### DIRECTIONS FOR THIS TASK:
In the abstract on self-aggregating bacteriochlorophyll-d analogs, which reaction converted the formyl group at the 7- or 8-position into a carboxy group?

======== TEXT BLOCK ========

Self-aggregation of synthetic 7- or 8-unsubstituted bacteriochlorophyll-d analogs

Abstract

Zinc methyl 3¹-demethyl-bacteriopheophorbides-d lacking the 7-methyl or 8-ethyl group were prepared from chlorophyll-b or a, respectively, via Pinnick oxidation of a formyl to carboxy group at the 7- or 8-position followed by its pyrolysis. The substitution effects of the 7-methyl and 8-ethyl groups on the optical properties of the zinc chlorophyll derivatives in THF and in an aqueous Triton X-100 micellar solution were investigated. In tetrahydrofuran (THF), all the synthetic zinc complexes were monomeric to give sharp electronic absorption bands and highly fluorescent emission bands. The Qy absorption and fluorescence emission maxima were hypsochromically shifted in the order of zinc 7-methyl-8-ethyl-, 7-methyl-8-deethyl-, and 7-demethyl-8-ethyl-chlorins, but no significant effects of the 7- or 8-dealkylation were observed in the Qx and Soret bands. In the aqueous micelles, the three zinc 3-hydroxymethyl-13¹-oxo-chlorins self-aggregated to give broadened and red-shifted absorption bands, which were similar as in the self-aggregates of bacteriochlorophylls-c/d/e in the major light-harvesting antennas of green photosynthetic bacteria (chlorosomes). The dealkylation moved the red-shifted Qy maxima of the self-aggregates to shorter wavelengths than that of the alkylated compound. The substitution effect was comparable to the bathochromic shifts in the Qy bands of the bacteriochlorophyll self-aggregates in chlorosomes by the sequential methylation at the 8-ethyl terminal. The dealkylation slightly suppressed the self-aggregation ability, revealing the CH–π interaction of the alkyl groups with the chlorin chromophore in the self-aggregated supramolecules, to affect their photophysics through the excitonic interaction dependent on geometries of the chlorin macrocycles.

======== SUPPLIED ENTRIES ========

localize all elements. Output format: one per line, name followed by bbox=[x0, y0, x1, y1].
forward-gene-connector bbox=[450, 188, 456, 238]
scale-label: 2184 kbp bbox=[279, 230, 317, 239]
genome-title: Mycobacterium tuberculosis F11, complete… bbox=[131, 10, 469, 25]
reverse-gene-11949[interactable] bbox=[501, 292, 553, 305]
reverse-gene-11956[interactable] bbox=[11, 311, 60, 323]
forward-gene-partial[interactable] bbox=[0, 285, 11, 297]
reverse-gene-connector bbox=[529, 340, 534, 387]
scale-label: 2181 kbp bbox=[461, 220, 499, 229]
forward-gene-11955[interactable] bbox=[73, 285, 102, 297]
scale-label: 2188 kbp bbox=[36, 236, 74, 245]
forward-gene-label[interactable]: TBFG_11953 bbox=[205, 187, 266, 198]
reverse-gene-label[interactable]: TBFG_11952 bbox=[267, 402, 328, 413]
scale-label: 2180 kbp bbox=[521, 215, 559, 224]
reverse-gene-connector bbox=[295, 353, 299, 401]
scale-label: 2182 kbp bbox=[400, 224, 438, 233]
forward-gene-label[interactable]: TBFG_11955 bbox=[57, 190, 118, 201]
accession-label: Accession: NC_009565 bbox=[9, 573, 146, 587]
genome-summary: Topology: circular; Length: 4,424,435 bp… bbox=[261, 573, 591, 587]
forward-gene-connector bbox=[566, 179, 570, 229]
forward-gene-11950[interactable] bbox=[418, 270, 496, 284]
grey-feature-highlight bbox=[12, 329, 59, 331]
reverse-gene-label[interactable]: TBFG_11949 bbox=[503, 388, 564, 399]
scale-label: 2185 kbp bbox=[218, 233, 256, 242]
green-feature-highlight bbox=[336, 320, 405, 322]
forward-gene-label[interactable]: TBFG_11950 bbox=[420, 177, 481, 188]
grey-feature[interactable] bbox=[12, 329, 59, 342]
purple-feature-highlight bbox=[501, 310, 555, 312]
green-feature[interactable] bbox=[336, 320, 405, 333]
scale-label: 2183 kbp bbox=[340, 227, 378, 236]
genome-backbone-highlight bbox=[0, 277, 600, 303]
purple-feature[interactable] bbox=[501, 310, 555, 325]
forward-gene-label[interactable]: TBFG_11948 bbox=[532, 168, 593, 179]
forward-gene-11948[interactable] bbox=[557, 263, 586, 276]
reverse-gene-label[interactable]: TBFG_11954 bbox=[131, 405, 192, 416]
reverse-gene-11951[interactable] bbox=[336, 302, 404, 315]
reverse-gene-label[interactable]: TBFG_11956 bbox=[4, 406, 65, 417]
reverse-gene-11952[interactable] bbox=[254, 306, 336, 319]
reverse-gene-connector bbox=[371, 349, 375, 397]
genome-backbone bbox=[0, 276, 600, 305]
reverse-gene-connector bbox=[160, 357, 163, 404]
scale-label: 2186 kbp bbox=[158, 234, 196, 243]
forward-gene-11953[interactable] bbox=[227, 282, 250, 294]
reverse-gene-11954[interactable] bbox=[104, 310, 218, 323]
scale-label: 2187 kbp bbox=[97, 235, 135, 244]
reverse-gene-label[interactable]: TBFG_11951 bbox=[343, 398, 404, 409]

========

### TASK RESULT:
Pinnick oxidation